■ Task goal
Only lines holding the word "title" should be copied from the material.

■ Data supplied
▼▼▼

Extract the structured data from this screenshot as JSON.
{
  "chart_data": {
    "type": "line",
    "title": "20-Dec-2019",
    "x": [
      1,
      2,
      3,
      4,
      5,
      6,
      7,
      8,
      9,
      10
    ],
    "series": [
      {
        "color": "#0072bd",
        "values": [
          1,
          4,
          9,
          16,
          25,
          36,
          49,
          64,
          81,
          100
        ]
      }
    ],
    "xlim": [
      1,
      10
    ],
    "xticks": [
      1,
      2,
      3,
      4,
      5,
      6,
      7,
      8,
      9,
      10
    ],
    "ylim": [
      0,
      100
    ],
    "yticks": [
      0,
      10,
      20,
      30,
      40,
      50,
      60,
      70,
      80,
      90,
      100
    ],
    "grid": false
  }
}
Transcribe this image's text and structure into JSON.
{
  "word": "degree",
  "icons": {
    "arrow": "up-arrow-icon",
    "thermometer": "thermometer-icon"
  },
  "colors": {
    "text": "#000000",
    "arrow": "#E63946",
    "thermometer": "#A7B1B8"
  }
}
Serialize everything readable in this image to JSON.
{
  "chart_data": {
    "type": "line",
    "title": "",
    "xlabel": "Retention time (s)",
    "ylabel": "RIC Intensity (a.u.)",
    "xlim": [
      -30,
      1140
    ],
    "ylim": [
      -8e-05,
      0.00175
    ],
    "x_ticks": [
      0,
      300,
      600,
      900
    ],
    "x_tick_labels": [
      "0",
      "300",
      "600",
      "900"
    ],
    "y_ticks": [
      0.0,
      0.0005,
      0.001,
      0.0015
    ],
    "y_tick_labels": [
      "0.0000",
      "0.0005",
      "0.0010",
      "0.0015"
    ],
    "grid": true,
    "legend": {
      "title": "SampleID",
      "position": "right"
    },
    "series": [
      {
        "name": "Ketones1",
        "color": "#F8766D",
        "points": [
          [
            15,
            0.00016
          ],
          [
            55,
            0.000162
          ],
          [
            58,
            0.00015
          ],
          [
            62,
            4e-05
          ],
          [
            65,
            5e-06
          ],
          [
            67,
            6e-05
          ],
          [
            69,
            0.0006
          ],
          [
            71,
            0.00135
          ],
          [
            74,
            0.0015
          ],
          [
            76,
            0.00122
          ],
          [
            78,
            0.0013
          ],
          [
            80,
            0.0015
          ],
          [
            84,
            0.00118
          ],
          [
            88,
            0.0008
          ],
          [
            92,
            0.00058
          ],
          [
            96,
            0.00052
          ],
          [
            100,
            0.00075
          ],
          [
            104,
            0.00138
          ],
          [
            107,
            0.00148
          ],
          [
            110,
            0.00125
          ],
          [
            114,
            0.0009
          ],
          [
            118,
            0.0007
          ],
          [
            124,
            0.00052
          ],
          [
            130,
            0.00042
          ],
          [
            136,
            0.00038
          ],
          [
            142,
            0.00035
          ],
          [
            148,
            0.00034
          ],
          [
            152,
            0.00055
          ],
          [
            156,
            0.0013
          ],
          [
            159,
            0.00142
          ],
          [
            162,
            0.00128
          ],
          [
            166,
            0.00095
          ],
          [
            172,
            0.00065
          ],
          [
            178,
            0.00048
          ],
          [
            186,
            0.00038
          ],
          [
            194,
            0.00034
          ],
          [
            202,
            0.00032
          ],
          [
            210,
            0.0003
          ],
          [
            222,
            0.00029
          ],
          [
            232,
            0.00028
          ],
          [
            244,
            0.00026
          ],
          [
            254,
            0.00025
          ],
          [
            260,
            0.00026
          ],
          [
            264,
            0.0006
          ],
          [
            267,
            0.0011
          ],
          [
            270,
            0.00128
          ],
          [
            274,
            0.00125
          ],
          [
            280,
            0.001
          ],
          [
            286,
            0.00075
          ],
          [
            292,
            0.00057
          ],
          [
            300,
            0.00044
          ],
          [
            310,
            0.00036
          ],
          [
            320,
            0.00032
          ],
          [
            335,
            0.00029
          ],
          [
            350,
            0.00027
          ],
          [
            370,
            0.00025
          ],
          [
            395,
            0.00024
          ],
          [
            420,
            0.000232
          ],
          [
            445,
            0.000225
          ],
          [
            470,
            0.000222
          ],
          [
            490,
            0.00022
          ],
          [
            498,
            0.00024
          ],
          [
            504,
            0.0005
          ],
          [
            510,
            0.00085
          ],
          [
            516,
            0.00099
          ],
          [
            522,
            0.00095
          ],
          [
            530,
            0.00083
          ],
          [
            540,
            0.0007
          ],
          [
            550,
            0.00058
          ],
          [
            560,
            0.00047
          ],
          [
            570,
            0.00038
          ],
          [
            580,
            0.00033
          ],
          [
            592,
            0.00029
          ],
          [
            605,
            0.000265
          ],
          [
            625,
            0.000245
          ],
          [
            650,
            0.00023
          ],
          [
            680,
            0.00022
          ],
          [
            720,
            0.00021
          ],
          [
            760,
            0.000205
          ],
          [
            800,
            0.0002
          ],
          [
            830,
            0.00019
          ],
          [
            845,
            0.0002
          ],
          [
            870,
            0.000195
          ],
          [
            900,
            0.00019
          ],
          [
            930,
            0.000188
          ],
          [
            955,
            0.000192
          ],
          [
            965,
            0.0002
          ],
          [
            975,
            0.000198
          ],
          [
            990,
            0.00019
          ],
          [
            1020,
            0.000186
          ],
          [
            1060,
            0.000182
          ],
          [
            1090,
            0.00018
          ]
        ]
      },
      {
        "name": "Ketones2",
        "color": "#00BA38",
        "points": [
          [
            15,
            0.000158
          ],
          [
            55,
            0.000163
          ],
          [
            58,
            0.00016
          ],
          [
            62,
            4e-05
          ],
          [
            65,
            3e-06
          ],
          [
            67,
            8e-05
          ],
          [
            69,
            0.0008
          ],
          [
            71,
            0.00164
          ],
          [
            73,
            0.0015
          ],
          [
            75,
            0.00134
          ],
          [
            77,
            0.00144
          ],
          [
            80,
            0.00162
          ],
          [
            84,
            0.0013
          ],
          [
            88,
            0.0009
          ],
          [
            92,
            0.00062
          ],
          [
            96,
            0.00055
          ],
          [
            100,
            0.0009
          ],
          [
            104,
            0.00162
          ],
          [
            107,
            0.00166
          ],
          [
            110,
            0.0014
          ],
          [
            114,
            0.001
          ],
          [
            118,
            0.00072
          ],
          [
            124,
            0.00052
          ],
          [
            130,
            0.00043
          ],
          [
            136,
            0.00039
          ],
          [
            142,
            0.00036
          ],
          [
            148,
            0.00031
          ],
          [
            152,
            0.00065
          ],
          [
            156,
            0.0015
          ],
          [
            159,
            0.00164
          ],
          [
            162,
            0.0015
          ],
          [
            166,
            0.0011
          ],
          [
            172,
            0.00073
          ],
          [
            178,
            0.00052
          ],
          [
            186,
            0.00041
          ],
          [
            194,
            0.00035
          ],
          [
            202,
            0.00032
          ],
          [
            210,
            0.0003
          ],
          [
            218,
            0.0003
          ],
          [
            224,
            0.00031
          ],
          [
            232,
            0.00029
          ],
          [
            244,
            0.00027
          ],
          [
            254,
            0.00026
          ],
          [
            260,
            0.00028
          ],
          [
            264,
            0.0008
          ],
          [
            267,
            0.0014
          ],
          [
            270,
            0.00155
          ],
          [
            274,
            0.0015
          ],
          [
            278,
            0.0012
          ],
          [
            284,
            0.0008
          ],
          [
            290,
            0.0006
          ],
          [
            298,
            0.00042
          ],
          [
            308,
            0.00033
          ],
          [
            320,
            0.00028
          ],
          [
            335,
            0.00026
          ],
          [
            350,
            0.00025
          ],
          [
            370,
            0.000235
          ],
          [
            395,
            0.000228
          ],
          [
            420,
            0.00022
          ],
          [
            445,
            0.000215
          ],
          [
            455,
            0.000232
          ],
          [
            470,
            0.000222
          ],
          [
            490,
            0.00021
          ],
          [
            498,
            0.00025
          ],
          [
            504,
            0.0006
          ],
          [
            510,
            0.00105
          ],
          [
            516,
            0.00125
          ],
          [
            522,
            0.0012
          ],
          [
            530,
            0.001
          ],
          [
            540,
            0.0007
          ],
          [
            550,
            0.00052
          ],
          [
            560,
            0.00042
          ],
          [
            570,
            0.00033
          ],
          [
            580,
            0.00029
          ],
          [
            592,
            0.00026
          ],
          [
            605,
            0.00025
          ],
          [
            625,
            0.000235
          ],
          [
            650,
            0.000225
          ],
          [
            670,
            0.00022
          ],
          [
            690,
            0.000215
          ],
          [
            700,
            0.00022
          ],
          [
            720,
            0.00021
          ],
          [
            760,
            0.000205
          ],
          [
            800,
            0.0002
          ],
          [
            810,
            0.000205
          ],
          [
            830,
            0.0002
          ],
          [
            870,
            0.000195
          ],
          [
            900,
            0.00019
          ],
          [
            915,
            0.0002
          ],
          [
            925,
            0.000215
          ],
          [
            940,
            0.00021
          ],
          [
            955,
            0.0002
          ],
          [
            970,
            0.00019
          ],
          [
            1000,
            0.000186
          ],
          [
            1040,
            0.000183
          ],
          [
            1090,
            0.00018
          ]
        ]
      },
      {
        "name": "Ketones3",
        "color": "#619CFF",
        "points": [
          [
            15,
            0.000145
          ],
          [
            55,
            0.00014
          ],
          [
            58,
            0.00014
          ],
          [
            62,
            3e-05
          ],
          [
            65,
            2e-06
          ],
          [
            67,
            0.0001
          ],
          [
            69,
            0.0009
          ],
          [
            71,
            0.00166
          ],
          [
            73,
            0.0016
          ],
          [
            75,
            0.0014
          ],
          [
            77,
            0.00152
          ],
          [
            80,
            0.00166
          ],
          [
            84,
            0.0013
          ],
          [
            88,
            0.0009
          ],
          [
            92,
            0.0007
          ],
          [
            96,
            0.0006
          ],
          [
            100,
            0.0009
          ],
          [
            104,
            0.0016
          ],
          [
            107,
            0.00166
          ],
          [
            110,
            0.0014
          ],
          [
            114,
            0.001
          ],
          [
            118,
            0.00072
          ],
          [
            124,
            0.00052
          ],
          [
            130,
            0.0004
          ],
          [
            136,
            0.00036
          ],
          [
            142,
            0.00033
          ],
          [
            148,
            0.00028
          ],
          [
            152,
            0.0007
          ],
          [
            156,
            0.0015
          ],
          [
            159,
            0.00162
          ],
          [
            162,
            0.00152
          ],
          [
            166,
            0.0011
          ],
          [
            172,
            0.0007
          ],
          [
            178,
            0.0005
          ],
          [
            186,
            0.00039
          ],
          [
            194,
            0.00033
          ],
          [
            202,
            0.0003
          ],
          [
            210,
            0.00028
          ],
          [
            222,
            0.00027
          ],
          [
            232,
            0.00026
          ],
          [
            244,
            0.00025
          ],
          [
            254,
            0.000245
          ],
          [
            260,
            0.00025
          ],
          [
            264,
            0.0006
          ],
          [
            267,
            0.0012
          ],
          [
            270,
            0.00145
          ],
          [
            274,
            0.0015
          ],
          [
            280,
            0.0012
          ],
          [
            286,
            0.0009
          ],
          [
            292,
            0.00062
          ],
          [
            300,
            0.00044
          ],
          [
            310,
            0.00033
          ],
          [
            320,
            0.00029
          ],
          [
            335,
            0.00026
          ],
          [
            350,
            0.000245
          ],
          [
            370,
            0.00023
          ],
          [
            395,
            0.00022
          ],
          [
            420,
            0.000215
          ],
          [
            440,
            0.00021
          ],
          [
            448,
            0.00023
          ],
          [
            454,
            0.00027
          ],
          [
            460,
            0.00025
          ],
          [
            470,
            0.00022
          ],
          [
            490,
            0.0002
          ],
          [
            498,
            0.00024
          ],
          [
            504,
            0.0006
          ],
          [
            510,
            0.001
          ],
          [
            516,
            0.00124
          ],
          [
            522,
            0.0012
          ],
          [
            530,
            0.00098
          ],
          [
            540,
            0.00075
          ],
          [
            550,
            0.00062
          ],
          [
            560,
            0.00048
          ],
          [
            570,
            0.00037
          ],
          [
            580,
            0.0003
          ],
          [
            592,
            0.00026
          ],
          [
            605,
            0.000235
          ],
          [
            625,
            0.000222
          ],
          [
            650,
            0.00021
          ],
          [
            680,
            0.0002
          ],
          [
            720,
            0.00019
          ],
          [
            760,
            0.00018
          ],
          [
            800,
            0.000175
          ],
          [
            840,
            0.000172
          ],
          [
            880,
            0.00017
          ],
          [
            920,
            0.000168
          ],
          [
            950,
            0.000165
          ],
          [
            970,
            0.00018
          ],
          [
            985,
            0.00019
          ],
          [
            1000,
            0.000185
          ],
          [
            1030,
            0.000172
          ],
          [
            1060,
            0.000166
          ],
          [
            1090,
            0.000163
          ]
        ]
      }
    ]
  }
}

▲▲▲

■ Solution
    "title": "20-Dec-2019",
    "title": "",
      "title": "SampleID",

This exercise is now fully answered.